**DATASET RECORDS**
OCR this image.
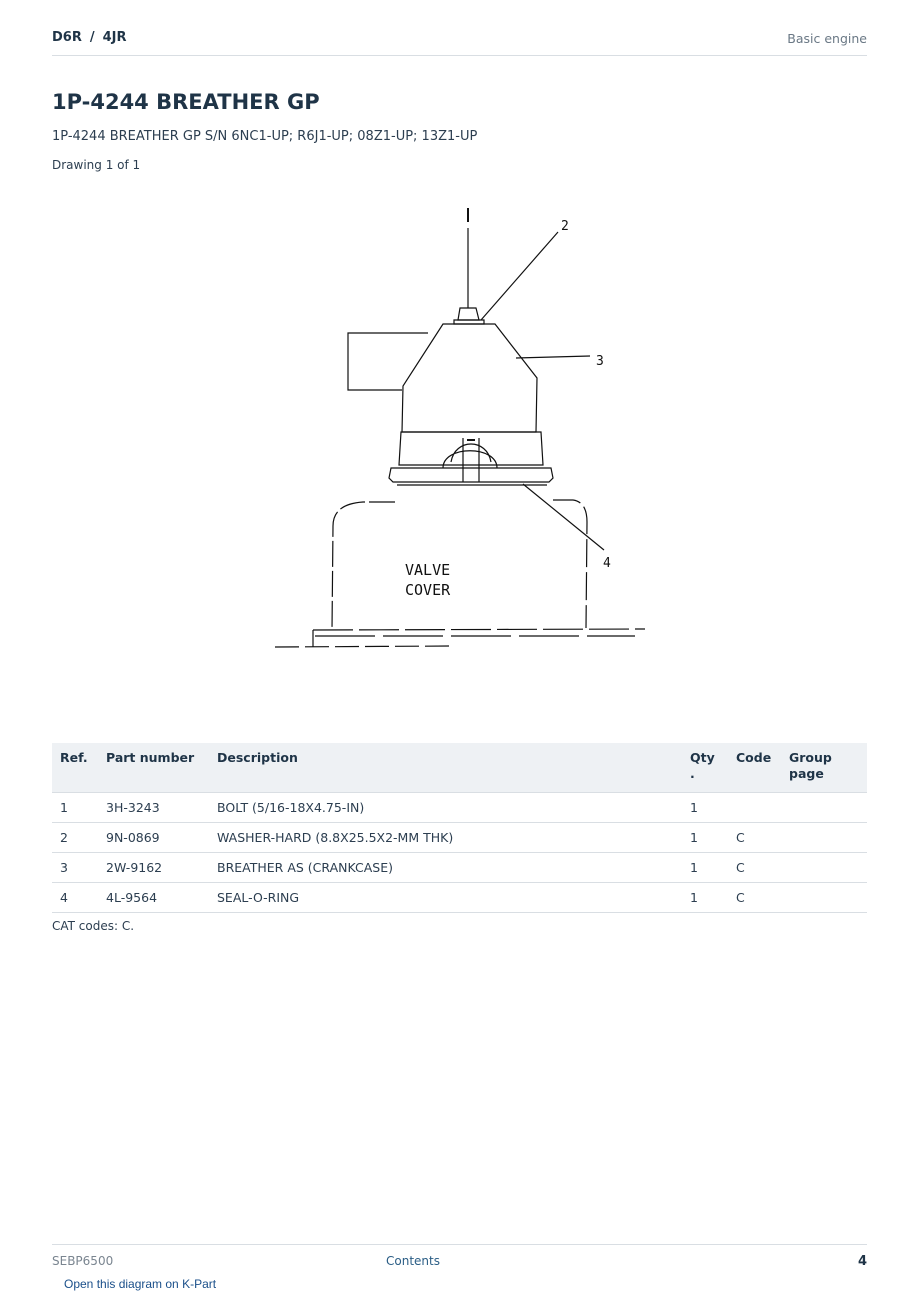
D6R / 4JR	Basic engine
1P-4244 BREATHER GP
1P-4244 BREATHER GP S/N 6NC1-UP; R6J1-UP; 08Z1-UP; 13Z1-UP
Drawing 1 of 1
2
3
4
VALVE
COVER
Ref.	Part number	Description	Qty .	Code	Group page
1	3H-3243	BOLT (5/16-18X4.75-IN)	1		
2	9N-0869	WASHER-HARD (8.8X25.5X2-MM THK)	1	C	
3	2W-9162	BREATHER AS (CRANKCASE)	1	C	
4	4L-9564	SEAL-O-RING	1	C	
CAT codes: C.
SEBP6500	Contents	4
Open this diagram on K-Part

**DESCRIPTION OF THE TASK**
Restate the whole listing above exactly, except for its images.

**WRITTEN ANSWER**
OCR this image.
D6R / 4JR	Basic engine
1P-4244 BREATHER GP
1P-4244 BREATHER GP S/N 6NC1-UP; R6J1-UP; 08Z1-UP; 13Z1-UP
Drawing 1 of 1
2
3
4
VALVE
COVER
Ref.	Part number	Description	Qty .	Code	Group page
1	3H-3243	BOLT (5/16-18X4.75-IN)	1		
2	9N-0869	WASHER-HARD (8.8X25.5X2-MM THK)	1	C	
3	2W-9162	BREATHER AS (CRANKCASE)	1	C	
4	4L-9564	SEAL-O-RING	1	C	
CAT codes: C.
SEBP6500	Contents	4
Open this diagram on K-Part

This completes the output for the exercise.